### Problem
Report all lines holding "halos".

※

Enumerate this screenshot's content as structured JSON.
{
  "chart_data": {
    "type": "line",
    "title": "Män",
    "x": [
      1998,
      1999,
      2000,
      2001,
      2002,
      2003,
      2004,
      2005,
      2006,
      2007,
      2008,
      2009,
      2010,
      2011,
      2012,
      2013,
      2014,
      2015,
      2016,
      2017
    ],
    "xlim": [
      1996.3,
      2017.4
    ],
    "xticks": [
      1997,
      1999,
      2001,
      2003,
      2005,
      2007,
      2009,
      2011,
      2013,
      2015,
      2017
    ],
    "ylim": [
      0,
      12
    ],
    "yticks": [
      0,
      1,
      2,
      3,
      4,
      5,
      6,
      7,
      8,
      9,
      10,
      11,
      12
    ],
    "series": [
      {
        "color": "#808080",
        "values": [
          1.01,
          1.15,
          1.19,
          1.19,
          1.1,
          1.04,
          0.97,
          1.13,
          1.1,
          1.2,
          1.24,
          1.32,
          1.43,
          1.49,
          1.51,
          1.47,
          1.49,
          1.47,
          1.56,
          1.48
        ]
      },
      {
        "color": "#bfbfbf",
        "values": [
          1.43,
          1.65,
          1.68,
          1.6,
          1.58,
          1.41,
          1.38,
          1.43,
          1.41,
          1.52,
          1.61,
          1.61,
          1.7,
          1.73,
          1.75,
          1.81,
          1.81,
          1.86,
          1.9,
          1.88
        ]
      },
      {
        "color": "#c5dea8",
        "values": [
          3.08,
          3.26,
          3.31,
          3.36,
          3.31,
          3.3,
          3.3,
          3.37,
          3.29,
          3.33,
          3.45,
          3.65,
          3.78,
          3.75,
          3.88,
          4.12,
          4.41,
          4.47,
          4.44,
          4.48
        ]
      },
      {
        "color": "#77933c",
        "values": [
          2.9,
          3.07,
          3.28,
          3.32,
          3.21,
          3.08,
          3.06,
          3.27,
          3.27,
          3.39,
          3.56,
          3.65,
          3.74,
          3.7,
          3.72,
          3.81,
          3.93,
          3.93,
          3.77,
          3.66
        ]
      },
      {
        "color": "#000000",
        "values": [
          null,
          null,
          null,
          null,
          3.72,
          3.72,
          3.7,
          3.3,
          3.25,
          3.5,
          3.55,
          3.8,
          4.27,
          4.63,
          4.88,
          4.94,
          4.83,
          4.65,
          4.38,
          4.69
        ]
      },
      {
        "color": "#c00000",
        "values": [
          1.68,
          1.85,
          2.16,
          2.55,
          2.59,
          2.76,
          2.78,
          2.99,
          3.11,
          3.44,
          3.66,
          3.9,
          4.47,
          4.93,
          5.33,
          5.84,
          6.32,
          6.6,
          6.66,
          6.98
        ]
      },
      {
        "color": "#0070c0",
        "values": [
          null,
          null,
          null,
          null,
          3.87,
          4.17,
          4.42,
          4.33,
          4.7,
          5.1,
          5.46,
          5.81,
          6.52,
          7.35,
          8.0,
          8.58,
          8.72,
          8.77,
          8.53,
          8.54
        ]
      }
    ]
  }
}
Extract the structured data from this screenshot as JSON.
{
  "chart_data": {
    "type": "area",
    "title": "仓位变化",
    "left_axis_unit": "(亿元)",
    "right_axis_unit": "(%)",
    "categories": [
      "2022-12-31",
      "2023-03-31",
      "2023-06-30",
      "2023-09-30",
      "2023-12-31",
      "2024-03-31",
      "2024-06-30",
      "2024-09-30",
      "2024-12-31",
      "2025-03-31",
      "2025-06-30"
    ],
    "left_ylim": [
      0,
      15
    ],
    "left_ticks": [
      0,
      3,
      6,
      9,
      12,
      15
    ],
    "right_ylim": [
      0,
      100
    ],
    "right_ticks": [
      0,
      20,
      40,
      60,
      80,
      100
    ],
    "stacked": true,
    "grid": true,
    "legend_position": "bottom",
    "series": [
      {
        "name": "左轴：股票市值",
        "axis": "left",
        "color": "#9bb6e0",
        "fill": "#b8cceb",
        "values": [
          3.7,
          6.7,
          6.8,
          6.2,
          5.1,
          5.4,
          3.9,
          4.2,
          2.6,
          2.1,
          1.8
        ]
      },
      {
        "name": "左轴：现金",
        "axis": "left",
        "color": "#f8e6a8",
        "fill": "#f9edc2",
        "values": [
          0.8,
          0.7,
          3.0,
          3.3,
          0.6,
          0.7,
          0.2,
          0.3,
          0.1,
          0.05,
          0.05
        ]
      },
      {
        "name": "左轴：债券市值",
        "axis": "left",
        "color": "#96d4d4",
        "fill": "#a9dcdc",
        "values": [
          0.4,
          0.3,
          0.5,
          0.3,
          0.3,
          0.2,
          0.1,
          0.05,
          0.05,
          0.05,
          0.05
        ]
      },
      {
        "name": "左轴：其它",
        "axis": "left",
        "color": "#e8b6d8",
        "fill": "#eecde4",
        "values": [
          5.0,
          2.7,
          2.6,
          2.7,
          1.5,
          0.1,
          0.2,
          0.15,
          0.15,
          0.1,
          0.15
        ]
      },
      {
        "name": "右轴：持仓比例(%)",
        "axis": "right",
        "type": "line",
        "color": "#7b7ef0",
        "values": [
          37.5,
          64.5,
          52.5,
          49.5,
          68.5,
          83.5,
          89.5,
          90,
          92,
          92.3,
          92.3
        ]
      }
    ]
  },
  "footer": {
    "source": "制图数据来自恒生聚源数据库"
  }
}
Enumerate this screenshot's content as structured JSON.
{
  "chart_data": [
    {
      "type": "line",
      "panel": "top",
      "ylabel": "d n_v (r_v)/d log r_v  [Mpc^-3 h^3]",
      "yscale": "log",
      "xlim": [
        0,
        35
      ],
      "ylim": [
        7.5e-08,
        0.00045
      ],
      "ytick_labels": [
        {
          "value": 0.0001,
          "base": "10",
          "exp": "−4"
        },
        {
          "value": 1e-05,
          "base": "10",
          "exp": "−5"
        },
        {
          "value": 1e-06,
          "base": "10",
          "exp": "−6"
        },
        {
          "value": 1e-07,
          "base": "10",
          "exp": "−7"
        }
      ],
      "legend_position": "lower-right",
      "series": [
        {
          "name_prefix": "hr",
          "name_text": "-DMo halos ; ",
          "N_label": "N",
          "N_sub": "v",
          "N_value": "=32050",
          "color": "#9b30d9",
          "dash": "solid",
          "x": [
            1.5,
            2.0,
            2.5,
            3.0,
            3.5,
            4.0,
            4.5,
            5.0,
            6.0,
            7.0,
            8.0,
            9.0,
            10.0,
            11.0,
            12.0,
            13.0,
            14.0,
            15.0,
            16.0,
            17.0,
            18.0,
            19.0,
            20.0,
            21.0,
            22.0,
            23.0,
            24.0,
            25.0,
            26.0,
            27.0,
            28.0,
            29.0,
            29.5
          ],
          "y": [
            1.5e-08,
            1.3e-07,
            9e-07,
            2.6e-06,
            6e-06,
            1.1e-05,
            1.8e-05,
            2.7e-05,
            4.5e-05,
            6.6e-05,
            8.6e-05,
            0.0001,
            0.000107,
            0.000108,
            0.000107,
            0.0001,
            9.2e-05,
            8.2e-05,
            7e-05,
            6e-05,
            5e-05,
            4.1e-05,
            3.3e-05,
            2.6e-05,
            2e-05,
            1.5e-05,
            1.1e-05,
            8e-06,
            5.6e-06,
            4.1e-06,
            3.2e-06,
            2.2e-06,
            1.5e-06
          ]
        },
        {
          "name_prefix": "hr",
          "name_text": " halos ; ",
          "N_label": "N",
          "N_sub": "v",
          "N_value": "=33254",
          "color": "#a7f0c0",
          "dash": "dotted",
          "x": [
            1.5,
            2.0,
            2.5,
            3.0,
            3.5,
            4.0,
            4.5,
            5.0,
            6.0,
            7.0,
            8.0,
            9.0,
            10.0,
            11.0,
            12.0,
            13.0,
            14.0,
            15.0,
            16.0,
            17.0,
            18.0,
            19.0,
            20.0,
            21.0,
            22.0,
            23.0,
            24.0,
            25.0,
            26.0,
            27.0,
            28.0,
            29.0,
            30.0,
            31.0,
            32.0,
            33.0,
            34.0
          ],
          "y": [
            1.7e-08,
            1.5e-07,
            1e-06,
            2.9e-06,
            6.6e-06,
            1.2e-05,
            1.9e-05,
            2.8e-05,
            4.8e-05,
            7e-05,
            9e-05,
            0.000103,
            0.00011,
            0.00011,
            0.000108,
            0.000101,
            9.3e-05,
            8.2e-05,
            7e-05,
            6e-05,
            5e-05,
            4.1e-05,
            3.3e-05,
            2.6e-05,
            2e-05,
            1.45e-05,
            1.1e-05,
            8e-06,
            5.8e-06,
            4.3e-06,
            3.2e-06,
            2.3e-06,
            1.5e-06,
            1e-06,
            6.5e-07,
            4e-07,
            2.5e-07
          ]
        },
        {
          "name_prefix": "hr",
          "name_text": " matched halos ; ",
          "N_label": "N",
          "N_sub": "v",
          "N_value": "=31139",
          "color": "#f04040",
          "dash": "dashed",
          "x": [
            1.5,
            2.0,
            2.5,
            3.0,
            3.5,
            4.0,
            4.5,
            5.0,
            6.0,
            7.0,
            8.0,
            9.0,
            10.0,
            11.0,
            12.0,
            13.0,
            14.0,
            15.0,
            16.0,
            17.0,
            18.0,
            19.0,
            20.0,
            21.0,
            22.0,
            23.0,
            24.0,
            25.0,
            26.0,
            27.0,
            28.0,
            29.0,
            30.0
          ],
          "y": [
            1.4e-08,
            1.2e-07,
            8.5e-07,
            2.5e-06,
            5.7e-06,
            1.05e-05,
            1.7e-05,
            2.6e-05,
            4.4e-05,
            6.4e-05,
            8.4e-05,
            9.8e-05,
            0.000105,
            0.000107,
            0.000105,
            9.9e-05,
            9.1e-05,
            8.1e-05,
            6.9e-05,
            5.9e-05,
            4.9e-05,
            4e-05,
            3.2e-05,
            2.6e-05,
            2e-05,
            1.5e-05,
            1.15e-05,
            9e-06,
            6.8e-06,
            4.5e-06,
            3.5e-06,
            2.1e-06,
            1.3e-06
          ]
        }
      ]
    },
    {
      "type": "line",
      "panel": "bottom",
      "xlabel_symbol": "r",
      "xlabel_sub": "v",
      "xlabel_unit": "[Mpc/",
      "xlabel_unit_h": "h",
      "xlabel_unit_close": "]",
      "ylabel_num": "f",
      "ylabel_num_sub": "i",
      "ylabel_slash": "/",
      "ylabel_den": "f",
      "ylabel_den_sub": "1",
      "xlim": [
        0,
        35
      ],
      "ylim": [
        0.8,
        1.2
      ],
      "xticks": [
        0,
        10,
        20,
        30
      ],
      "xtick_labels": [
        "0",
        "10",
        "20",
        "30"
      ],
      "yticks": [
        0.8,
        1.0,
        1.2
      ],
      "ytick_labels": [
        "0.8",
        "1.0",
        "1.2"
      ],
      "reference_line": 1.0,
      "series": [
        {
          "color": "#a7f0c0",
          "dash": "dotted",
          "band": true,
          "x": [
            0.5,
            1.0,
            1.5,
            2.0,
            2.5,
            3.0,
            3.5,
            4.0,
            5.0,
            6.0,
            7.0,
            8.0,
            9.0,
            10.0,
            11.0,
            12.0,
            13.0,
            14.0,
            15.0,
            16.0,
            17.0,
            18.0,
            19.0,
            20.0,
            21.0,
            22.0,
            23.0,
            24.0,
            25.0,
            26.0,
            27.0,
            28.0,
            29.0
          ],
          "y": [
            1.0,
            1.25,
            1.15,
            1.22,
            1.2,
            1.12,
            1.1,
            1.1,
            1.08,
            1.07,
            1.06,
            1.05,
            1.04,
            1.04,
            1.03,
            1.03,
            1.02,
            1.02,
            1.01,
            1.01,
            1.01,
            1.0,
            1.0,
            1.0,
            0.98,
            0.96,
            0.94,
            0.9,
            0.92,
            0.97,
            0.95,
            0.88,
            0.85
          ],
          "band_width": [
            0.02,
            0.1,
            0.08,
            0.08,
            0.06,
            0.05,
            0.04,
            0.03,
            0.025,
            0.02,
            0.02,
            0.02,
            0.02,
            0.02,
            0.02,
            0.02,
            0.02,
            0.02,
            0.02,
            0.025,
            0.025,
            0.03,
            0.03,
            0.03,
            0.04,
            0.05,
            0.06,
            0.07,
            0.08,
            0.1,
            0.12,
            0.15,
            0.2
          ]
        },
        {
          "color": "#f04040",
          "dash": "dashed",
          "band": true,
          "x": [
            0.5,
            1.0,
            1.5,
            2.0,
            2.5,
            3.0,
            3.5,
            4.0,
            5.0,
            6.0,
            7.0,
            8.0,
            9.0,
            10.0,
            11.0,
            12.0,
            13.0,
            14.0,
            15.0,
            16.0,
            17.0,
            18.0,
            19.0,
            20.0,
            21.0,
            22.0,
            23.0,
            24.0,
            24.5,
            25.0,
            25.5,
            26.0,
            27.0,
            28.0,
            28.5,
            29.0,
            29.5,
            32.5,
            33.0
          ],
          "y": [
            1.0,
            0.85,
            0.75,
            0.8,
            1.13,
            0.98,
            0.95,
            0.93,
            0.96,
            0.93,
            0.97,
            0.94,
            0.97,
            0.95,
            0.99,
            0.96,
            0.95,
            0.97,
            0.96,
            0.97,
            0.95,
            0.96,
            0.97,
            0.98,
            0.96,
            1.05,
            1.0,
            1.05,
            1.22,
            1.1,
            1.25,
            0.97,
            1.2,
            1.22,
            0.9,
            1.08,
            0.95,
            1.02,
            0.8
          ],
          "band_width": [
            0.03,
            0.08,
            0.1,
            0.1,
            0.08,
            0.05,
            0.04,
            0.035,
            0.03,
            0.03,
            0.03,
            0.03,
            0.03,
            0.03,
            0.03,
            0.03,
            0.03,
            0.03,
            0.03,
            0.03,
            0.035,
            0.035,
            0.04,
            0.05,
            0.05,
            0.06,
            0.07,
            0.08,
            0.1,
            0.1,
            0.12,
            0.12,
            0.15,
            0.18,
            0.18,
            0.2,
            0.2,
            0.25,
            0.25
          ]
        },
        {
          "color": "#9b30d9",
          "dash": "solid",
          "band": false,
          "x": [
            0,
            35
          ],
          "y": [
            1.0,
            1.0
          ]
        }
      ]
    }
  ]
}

※

### Correct output
          "name_text": "-DMo halos ; ",
          "name_text": " halos ; ",
          "name_text": " matched halos ; ",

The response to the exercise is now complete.